* **Testo di lettura**:
- - -

Jeff Koons
Shine
a cura di Arturo Galansino, Joachim Pissarro
Dal 2 ottobre 2021 Palazzo Strozzi ospita una nuova grande mostra dedicata a Jeff Koons, una delle figure più
importanti e discusse dell’arte contemporanea a livello globale. A cura di Arturo Galansino e Joachim
Pissarro, la mostra porta a Firenze una selezione delle più celebri opere di un artista che, dalla metà degli
anni Settanta a oggi, ha rivoluzionato il sistema dell’arte internazionale.
Sviluppata in stretto dialogo con l'artista, la mostra
Jeff Koons. Shine ospita prestiti provenienti dalle più
importanti collezioni e dai maggiori musei internazionali, proponendo come originale chiave di lettura
dell’arte di Koons il concetto di
shine (lucentezza) inteso come gioco di ambiguità tra splendore e bagliore,
essere e apparire.
Autore di lavori entrati nell’immaginario collettivo grazie alla capacità di unire cultura alta e popolare, dai
raffinati riferimenti alla storia dell’arte alle citazioni del mondo del consumismo, Koons trova nell’idea di
shine (lucentezza) un principio chiave delle sue innovative sculture e installazioni che mirano a mettere in
discussione il nostro rapporto con la realtà ma anche il concetto stesso di opera d’arte. Per Koons il significato
del termine
shine è qualcosa che va oltre una mera idea di decorazione o abbellimento e diviene elemento
intrinseco della sua arte. Dotate di una proprietà riflettente, le sue opere accrescono la nostra percezione
metafisica del tempo e dello spazio, della superficie e della profondità, della materialità e dell'immateriale.
Le opere dell’artista americano pongono lo spettatore davanti a uno specchio in cui riflettersi e lo collocano
al centro dell’ambiente che lo circonda. Come afferma lo stesso Koons: «
Il lavoro dell'artista consiste in un
gesto con l’obiettivo di mostrare alle persone qual è il loro potenziale. Non si tratta di creare un oggetto o
un’immagine; tutto avviene nella relazione con lo spettatore. È qui che avviene l'arte»

- - -

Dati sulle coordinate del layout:

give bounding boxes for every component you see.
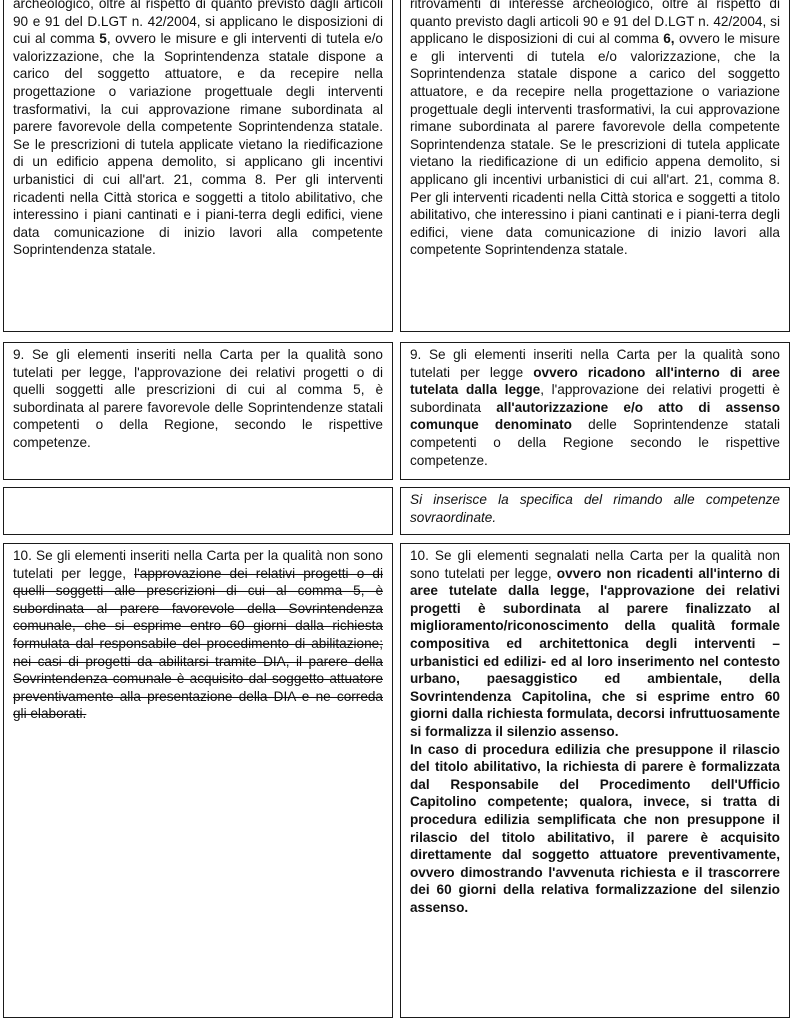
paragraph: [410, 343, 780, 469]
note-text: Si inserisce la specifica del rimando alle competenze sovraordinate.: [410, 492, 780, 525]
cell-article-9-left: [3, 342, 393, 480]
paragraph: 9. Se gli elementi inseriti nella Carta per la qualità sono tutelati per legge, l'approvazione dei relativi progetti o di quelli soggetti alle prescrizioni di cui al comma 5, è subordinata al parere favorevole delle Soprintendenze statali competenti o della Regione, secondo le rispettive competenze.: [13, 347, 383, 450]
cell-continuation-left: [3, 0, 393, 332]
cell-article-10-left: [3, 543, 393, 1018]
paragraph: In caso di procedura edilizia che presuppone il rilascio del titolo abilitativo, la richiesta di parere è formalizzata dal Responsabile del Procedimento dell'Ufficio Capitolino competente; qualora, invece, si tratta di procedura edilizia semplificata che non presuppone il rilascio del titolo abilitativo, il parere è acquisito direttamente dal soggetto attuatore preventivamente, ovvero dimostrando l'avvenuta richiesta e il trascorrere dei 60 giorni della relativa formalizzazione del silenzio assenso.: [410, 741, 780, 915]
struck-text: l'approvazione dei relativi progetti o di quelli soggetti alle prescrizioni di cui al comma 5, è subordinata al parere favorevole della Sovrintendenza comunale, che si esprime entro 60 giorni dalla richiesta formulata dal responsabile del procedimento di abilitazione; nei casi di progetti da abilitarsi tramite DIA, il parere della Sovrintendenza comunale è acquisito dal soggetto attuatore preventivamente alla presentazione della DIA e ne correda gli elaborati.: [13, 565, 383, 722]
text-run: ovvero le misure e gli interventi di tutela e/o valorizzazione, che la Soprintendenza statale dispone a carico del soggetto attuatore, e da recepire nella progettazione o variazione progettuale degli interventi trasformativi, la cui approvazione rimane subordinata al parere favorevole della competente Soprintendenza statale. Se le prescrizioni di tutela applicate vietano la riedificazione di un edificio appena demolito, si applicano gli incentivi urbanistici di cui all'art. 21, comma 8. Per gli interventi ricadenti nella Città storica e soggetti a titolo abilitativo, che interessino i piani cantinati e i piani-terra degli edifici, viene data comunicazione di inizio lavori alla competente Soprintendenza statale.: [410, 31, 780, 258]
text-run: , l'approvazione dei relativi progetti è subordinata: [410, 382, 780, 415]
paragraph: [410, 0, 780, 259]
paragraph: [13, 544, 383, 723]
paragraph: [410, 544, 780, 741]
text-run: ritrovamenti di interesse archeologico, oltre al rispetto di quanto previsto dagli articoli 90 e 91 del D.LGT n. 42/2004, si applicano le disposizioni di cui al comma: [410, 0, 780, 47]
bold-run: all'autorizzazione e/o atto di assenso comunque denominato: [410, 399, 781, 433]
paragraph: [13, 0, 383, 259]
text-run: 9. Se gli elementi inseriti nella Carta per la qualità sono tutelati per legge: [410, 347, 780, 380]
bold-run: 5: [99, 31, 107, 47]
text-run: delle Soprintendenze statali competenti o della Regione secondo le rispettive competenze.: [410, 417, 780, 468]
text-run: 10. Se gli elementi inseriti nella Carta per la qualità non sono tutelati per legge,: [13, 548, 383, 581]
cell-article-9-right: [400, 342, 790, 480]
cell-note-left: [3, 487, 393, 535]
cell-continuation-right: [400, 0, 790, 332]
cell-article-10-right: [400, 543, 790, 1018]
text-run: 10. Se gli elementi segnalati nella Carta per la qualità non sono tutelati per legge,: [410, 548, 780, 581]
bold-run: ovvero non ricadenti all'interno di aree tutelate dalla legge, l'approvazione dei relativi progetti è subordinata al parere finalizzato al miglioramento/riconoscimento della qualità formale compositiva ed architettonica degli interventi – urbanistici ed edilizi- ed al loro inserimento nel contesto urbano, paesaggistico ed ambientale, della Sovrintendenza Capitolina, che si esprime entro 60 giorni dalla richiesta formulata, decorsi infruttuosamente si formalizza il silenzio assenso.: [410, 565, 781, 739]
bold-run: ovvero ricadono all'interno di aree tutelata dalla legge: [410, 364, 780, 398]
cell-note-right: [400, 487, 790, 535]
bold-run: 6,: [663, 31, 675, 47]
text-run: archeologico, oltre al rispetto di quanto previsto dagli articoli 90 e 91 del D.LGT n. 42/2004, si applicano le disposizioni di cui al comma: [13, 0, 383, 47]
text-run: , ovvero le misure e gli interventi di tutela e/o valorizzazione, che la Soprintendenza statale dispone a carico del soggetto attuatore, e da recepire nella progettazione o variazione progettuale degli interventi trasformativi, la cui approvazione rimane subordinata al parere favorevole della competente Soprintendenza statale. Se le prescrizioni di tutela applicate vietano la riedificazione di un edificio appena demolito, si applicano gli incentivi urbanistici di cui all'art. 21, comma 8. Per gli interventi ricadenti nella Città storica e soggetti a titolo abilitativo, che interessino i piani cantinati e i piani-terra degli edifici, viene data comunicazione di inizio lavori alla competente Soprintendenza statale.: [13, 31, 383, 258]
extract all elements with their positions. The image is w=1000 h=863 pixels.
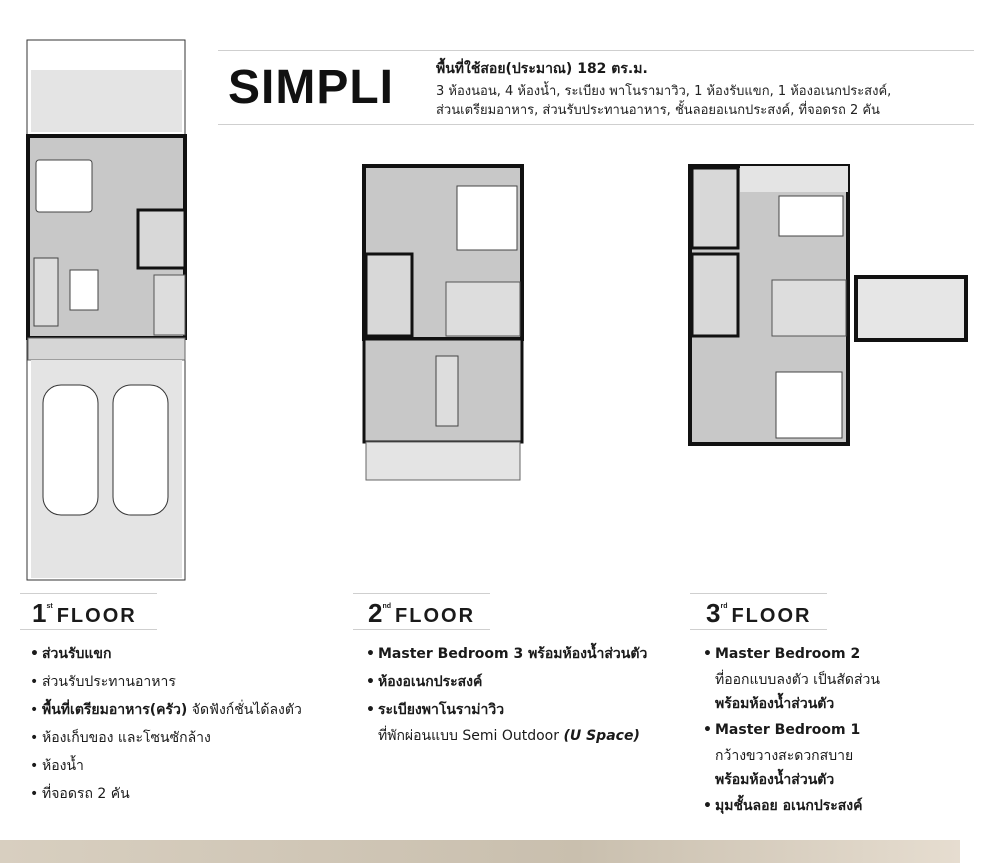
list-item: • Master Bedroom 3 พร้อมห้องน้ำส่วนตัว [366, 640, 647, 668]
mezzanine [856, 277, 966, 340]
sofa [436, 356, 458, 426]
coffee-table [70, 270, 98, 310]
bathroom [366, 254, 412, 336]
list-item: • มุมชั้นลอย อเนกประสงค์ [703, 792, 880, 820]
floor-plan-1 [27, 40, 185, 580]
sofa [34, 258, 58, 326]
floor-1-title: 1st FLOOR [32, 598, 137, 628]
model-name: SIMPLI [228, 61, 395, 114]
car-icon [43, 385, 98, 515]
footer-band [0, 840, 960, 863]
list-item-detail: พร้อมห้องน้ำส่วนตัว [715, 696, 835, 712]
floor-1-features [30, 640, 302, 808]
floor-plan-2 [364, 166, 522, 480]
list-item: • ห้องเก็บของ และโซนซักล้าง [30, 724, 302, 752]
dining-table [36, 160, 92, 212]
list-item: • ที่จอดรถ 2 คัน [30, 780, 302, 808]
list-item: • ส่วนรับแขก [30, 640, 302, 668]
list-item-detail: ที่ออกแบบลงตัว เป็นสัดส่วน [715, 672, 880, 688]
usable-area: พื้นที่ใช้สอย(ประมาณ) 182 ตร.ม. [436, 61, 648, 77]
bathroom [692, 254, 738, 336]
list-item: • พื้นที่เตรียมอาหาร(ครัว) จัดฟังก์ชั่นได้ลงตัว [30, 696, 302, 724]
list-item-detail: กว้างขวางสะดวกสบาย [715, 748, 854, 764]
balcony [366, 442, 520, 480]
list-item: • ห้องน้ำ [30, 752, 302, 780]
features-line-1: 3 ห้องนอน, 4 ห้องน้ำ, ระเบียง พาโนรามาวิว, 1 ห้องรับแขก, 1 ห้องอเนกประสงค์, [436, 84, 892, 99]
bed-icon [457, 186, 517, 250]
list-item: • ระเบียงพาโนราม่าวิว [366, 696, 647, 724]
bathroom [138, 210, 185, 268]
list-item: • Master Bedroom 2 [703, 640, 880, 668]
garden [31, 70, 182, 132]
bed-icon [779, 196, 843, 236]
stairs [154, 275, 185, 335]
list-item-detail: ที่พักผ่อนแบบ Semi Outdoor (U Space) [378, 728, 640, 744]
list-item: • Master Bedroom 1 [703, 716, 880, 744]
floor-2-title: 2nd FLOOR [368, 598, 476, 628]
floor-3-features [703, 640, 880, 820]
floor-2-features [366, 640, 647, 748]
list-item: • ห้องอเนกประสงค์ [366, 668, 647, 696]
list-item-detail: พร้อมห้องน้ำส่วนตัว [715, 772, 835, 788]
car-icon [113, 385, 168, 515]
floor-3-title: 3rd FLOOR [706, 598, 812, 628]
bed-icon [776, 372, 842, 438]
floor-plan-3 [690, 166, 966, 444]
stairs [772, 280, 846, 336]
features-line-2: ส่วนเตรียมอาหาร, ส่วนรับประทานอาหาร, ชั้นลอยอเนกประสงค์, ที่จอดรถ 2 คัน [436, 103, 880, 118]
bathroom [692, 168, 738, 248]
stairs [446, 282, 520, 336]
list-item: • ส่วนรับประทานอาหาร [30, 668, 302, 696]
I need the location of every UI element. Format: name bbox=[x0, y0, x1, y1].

- - -

* **Istruzioni**:
A - Trascrivi parola per parola il testo sulla mostra di Jeff Koons, cominciando dalle parole "Autore di lavori" e fermandoti dopo le parole "materialità e dell'immateriale.".
B - Riprendi il testo sulla mostra di Jeff Koons dal punto in cui termina e proseguilo.

* **Risposte in ordine**:
A -
Autore di lavori entrati nell’immaginario collettivo grazie alla capacità di unire cultura alta e popolare, dai
raffinati riferimenti alla storia dell’arte alle citazioni del mondo del consumismo, Koons trova nell’idea di
shine (lucentezza) un principio chiave delle sue innovative sculture e installazioni che mirano a mettere in
discussione il nostro rapporto con la realtà ma anche il concetto stesso di opera d’arte. Per Koons il significato
del termine
shine è qualcosa che va oltre una mera idea di decorazione o abbellimento e diviene elemento
intrinseco della sua arte. Dotate di una proprietà riflettente, le sue opere accrescono la nostra percezione
metafisica del tempo e dello spazio, della superficie e della profondità, della materialità e dell'immateriale.

B -
Ritratto Jeff Koons, Photo Ela Bialkowska OKNOstudio
TRA SHINE E SCHEIN di Joachim Pissarro
Joachim Pissarro
Cominciamo dalla storia di Shine, facendo una breve distinzione tra shine e Schein. In tedesco, Schein riguarda
l’apparenza, o ciò che percepiamo o rileviamo con i sensi. In inglese, to shine indica di solito “diffondere luce,
essere raggiante, splendente, illuminare, essere ben visibile”, tutti termini che riguardano direttamente
l’effetto visivo della luce. Mi sembra interessante notare come entrambe queste parole, in inglese e in
tedesco, derivino dalla stessa radice sassone antica e, in un certo senso, la distinzione tra shine e Schein
occupa una posizione importante in tutta la storia della filosofia, da Platone a Nietzsche. Il dibattito filosofico
a proposito di Schein riguarda due sole cose: l’apparenza a confronto con la realtà. Un po’ come dire: «Oh,
sembra un ragazzo a posto», anche se in realtà non lo è. Da Platone ad Aristotele, per arrivare fino a Kant,
l’apparenza viene minimizzata in quanto intesa come fonte di falsità. In questo caso, quando parliamo di
inganni o bugie, intendiamo l’incapacità di comprendere la verità metafisica o trascendente delle persone
reali e come esse siano nella loro essenza. E così l’“estetica”, che deriva dal greco aisthētikos, significa che
«io sento, percepisco: vedo questa bottiglia, gusto questo caffè». Tutto ruota intorno ai sensi, e i sensi sono
il fondamento dello Schein, dell’apparenza, ma non della verità. In filosofia, la verità poteva essere solo
intellettuale, teorica, filosofica, fino a quando Kant ha spiegato che noi non siamo angeli o esseri fatto di puro
intelletto, ma persone sensibili.
Jeff Koons
Ma una religione non affronterebbe il problema in maniera diversa? Anche se, sotto molti aspetti, la
religione ottunde i nostri sensi, in questo caso credo che li abbracci in una luce trascendentale.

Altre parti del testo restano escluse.